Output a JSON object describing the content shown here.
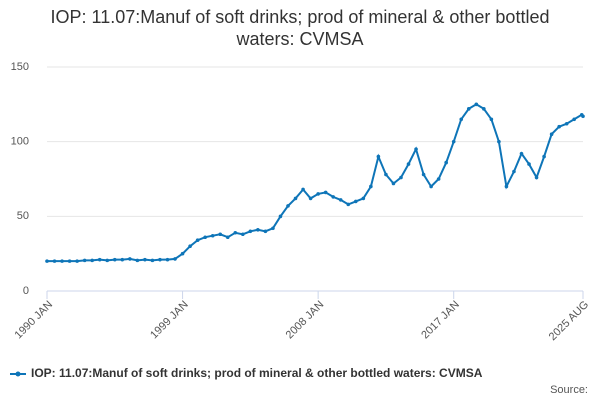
{
  "chart_data": {
    "type": "line",
    "title": "IOP: 11.07:Manuf of soft drinks; prod of mineral & other bottled waters: CVMSA",
    "source": "Source:",
    "categories": [
      "1990 JAN",
      "1990 JUL",
      "1991 JAN",
      "1991 JUL",
      "1992 JAN",
      "1992 JUL",
      "1993 JAN",
      "1993 JUL",
      "1994 JAN",
      "1994 JUL",
      "1995 JAN",
      "1995 JUL",
      "1996 JAN",
      "1996 JUL",
      "1997 JAN",
      "1997 JUL",
      "1998 JAN",
      "1998 JUL",
      "1999 JAN",
      "1999 JUL",
      "2000 JAN",
      "2000 JUL",
      "2001 JAN",
      "2001 JUL",
      "2002 JAN",
      "2002 JUL",
      "2003 JAN",
      "2003 JUL",
      "2004 JAN",
      "2004 JUL",
      "2005 JAN",
      "2005 JUL",
      "2006 JAN",
      "2006 JUL",
      "2007 JAN",
      "2007 JUL",
      "2008 JAN",
      "2008 JUL",
      "2009 JAN",
      "2009 JUL",
      "2010 JAN",
      "2010 JUL",
      "2011 JAN",
      "2011 JUL",
      "2012 JAN",
      "2012 JUL",
      "2013 JAN",
      "2013 JUL",
      "2014 JAN",
      "2014 JUL",
      "2015 JAN",
      "2015 JUL",
      "2016 JAN",
      "2016 JUL",
      "2017 JAN",
      "2017 JUL",
      "2018 JAN",
      "2018 JUL",
      "2019 JAN",
      "2019 JUL",
      "2020 JAN",
      "2020 JUL",
      "2021 JAN",
      "2021 JUL",
      "2022 JAN",
      "2022 JUL",
      "2023 JAN",
      "2023 JUL",
      "2024 JAN",
      "2024 JUL",
      "2025 JAN",
      "2025 JUL",
      "2025 AUG"
    ],
    "series": [
      {
        "name": "IOP: 11.07:Manuf of soft drinks; prod of mineral & other bottled waters: CVMSA",
        "color": "#0e75b8",
        "values": [
          20,
          20,
          20,
          20,
          20,
          20.5,
          20.5,
          21,
          20.5,
          21,
          21,
          21.5,
          20.5,
          21,
          20.5,
          21,
          21,
          21.5,
          25,
          30,
          34,
          36,
          37,
          38,
          36,
          39,
          38,
          40,
          41,
          40,
          42,
          50,
          57,
          62,
          68,
          62,
          65,
          66,
          63,
          61,
          58,
          60,
          62,
          70,
          90,
          78,
          72,
          76,
          85,
          95,
          78,
          70,
          75,
          86,
          100,
          115,
          122,
          125,
          122,
          115,
          100,
          70,
          80,
          92,
          85,
          76,
          90,
          105,
          110,
          112,
          115,
          118,
          117
        ]
      }
    ],
    "xticks": [
      "1990 JAN",
      "1999 JAN",
      "2008 JAN",
      "2017 JAN",
      "2025 AUG"
    ],
    "ylim": [
      0,
      150
    ],
    "yticks": [
      0,
      50,
      100,
      150
    ],
    "grid": true,
    "legend": "bottom"
  }
}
■ ■ ■ ■ ■
» DO THIS
Copy the listing over exactly, skipping the pictures it holds.

» EXPECTED ANSWER
Output a JSON object describing the content shown here.
{
  "chart_data": {
    "type": "line",
    "title": "IOP: 11.07:Manuf of soft drinks; prod of mineral & other bottled waters: CVMSA",
    "source": "Source:",
    "categories": [
      "1990 JAN",
      "1990 JUL",
      "1991 JAN",
      "1991 JUL",
      "1992 JAN",
      "1992 JUL",
      "1993 JAN",
      "1993 JUL",
      "1994 JAN",
      "1994 JUL",
      "1995 JAN",
      "1995 JUL",
      "1996 JAN",
      "1996 JUL",
      "1997 JAN",
      "1997 JUL",
      "1998 JAN",
      "1998 JUL",
      "1999 JAN",
      "1999 JUL",
      "2000 JAN",
      "2000 JUL",
      "2001 JAN",
      "2001 JUL",
      "2002 JAN",
      "2002 JUL",
      "2003 JAN",
      "2003 JUL",
      "2004 JAN",
      "2004 JUL",
      "2005 JAN",
      "2005 JUL",
      "2006 JAN",
      "2006 JUL",
      "2007 JAN",
      "2007 JUL",
      "2008 JAN",
      "2008 JUL",
      "2009 JAN",
      "2009 JUL",
      "2010 JAN",
      "2010 JUL",
      "2011 JAN",
      "2011 JUL",
      "2012 JAN",
      "2012 JUL",
      "2013 JAN",
      "2013 JUL",
      "2014 JAN",
      "2014 JUL",
      "2015 JAN",
      "2015 JUL",
      "2016 JAN",
      "2016 JUL",
      "2017 JAN",
      "2017 JUL",
      "2018 JAN",
      "2018 JUL",
      "2019 JAN",
      "2019 JUL",
      "2020 JAN",
      "2020 JUL",
      "2021 JAN",
      "2021 JUL",
      "2022 JAN",
      "2022 JUL",
      "2023 JAN",
      "2023 JUL",
      "2024 JAN",
      "2024 JUL",
      "2025 JAN",
      "2025 JUL",
      "2025 AUG"
    ],
    "series": [
      {
        "name": "IOP: 11.07:Manuf of soft drinks; prod of mineral & other bottled waters: CVMSA",
        "color": "#0e75b8",
        "values": [
          20,
          20,
          20,
          20,
          20,
          20.5,
          20.5,
          21,
          20.5,
          21,
          21,
          21.5,
          20.5,
          21,
          20.5,
          21,
          21,
          21.5,
          25,
          30,
          34,
          36,
          37,
          38,
          36,
          39,
          38,
          40,
          41,
          40,
          42,
          50,
          57,
          62,
          68,
          62,
          65,
          66,
          63,
          61,
          58,
          60,
          62,
          70,
          90,
          78,
          72,
          76,
          85,
          95,
          78,
          70,
          75,
          86,
          100,
          115,
          122,
          125,
          122,
          115,
          100,
          70,
          80,
          92,
          85,
          76,
          90,
          105,
          110,
          112,
          115,
          118,
          117
        ]
      }
    ],
    "xticks": [
      "1990 JAN",
      "1999 JAN",
      "2008 JAN",
      "2017 JAN",
      "2025 AUG"
    ],
    "ylim": [
      0,
      150
    ],
    "yticks": [
      0,
      50,
      100,
      150
    ],
    "grid": true,
    "legend": "bottom"
  }
}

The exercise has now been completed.